Copy out all the lines exactly. Omit pictures.

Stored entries
***

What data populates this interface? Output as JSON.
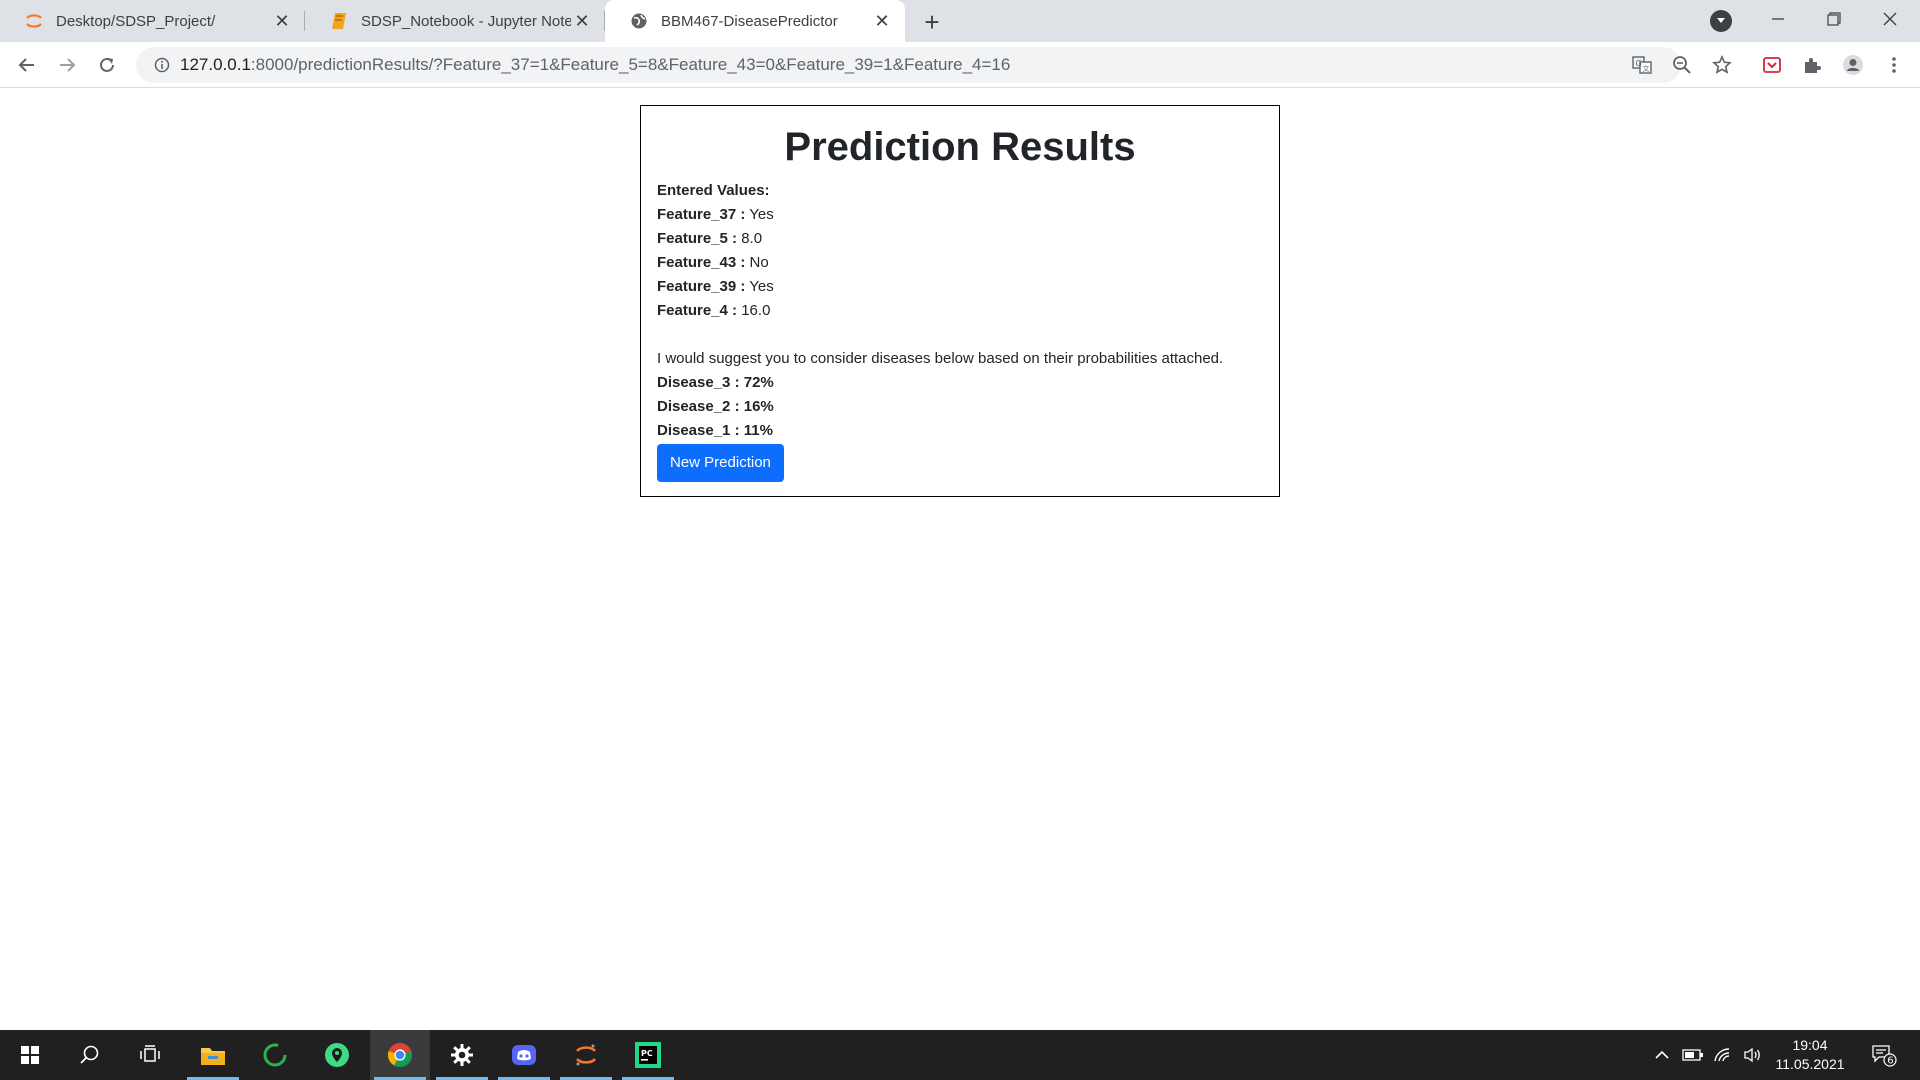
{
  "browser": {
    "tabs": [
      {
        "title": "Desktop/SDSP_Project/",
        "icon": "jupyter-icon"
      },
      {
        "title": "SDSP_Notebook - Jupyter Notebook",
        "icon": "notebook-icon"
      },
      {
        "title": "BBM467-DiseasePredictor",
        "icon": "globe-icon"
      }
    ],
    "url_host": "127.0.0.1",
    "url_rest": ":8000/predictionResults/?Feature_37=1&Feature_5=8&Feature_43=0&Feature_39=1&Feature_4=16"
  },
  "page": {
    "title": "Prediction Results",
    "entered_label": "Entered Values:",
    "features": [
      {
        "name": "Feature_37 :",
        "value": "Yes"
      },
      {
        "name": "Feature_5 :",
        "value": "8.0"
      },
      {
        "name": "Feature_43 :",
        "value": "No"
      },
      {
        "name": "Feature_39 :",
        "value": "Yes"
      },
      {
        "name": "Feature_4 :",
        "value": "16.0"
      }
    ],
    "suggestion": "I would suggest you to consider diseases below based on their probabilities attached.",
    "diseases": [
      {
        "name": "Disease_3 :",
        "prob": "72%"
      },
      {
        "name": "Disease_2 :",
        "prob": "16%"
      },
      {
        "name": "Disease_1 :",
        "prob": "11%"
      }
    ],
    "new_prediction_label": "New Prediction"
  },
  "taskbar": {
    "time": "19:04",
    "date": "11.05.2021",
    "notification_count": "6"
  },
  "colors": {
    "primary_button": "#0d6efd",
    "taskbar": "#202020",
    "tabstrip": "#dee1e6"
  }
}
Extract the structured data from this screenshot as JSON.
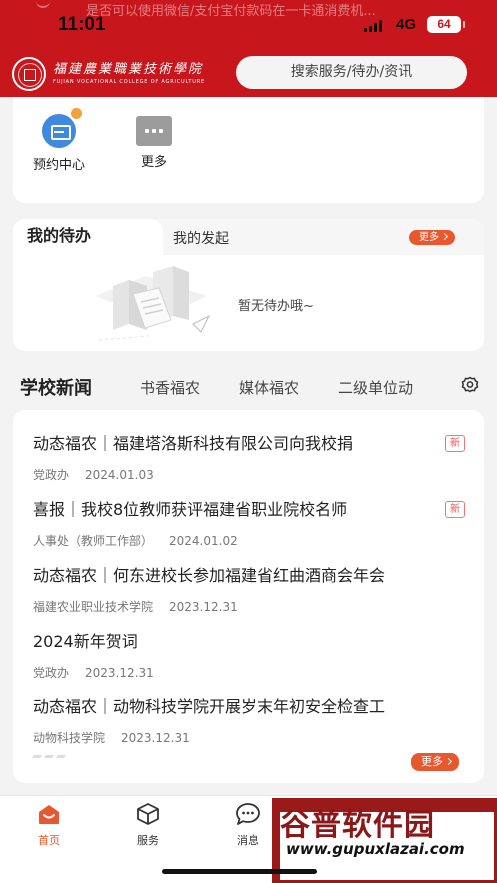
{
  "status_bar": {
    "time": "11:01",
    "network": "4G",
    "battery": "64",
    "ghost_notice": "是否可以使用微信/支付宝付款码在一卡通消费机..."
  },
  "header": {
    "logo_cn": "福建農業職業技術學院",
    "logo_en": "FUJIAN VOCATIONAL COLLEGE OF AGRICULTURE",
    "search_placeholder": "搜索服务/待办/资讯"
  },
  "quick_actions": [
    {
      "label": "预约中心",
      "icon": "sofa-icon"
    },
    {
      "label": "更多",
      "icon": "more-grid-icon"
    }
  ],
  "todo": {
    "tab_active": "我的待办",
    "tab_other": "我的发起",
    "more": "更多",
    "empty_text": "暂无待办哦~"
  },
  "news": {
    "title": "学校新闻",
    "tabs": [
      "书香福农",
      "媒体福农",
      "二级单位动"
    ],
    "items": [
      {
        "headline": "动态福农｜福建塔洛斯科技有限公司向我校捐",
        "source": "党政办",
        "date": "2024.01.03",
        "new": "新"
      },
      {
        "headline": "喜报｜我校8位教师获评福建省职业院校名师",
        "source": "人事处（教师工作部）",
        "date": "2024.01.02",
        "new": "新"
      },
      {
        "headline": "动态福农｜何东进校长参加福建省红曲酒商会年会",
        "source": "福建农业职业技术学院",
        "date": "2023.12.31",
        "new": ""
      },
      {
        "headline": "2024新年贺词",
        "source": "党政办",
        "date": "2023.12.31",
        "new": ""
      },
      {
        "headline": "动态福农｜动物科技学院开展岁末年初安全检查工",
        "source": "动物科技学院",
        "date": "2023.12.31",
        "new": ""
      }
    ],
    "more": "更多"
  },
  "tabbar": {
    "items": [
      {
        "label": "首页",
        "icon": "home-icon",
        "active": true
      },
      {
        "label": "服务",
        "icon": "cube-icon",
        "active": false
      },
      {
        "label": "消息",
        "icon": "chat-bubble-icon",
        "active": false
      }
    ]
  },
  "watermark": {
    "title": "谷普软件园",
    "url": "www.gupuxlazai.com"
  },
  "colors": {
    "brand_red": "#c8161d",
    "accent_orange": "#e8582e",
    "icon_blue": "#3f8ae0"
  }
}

***

■ **ANSWER BELOW**
What data populates this interface? Output as JSON.
{
  "browser": {
    "tabs": [
      {
        "title": "Desktop/SDSP_Project/",
        "icon": "jupyter-icon"
      },
      {
        "title": "SDSP_Notebook - Jupyter Notebook",
        "icon": "notebook-icon"
      },
      {
        "title": "BBM467-DiseasePredictor",
        "icon": "globe-icon"
      }
    ],
    "url_host": "127.0.0.1",
    "url_rest": ":8000/predictionResults/?Feature_37=1&Feature_5=8&Feature_43=0&Feature_39=1&Feature_4=16"
  },
  "page": {
    "title": "Prediction Results",
    "entered_label": "Entered Values:",
    "features": [
      {
        "name": "Feature_37 :",
        "value": "Yes"
      },
      {
        "name": "Feature_5 :",
        "value": "8.0"
      },
      {
        "name": "Feature_43 :",
        "value": "No"
      },
      {
        "name": "Feature_39 :",
        "value": "Yes"
      },
      {
        "name": "Feature_4 :",
        "value": "16.0"
      }
    ],
    "suggestion": "I would suggest you to consider diseases below based on their probabilities attached.",
    "diseases": [
      {
        "name": "Disease_3 :",
        "prob": "72%"
      },
      {
        "name": "Disease_2 :",
        "prob": "16%"
      },
      {
        "name": "Disease_1 :",
        "prob": "11%"
      }
    ],
    "new_prediction_label": "New Prediction"
  },
  "taskbar": {
    "time": "19:04",
    "date": "11.05.2021",
    "notification_count": "6"
  },
  "colors": {
    "primary_button": "#0d6efd",
    "taskbar": "#202020",
    "tabstrip": "#dee1e6"
  }
}
Extract the structured data from this screenshot as JSON.
{
  "status_bar": {
    "time": "11:01",
    "network": "4G",
    "battery": "64",
    "ghost_notice": "是否可以使用微信/支付宝付款码在一卡通消费机..."
  },
  "header": {
    "logo_cn": "福建農業職業技術學院",
    "logo_en": "FUJIAN VOCATIONAL COLLEGE OF AGRICULTURE",
    "search_placeholder": "搜索服务/待办/资讯"
  },
  "quick_actions": [
    {
      "label": "预约中心",
      "icon": "sofa-icon"
    },
    {
      "label": "更多",
      "icon": "more-grid-icon"
    }
  ],
  "todo": {
    "tab_active": "我的待办",
    "tab_other": "我的发起",
    "more": "更多",
    "empty_text": "暂无待办哦~"
  },
  "news": {
    "title": "学校新闻",
    "tabs": [
      "书香福农",
      "媒体福农",
      "二级单位动"
    ],
    "items": [
      {
        "headline": "动态福农｜福建塔洛斯科技有限公司向我校捐",
        "source": "党政办",
        "date": "2024.01.03",
        "new": "新"
      },
      {
        "headline": "喜报｜我校8位教师获评福建省职业院校名师",
        "source": "人事处（教师工作部）",
        "date": "2024.01.02",
        "new": "新"
      },
      {
        "headline": "动态福农｜何东进校长参加福建省红曲酒商会年会",
        "source": "福建农业职业技术学院",
        "date": "2023.12.31",
        "new": ""
      },
      {
        "headline": "2024新年贺词",
        "source": "党政办",
        "date": "2023.12.31",
        "new": ""
      },
      {
        "headline": "动态福农｜动物科技学院开展岁末年初安全检查工",
        "source": "动物科技学院",
        "date": "2023.12.31",
        "new": ""
      }
    ],
    "more": "更多"
  },
  "tabbar": {
    "items": [
      {
        "label": "首页",
        "icon": "home-icon",
        "active": true
      },
      {
        "label": "服务",
        "icon": "cube-icon",
        "active": false
      },
      {
        "label": "消息",
        "icon": "chat-bubble-icon",
        "active": false
      }
    ]
  },
  "watermark": {
    "title": "谷普软件园",
    "url": "www.gupuxlazai.com"
  },
  "colors": {
    "brand_red": "#c8161d",
    "accent_orange": "#e8582e",
    "icon_blue": "#3f8ae0"
  }
}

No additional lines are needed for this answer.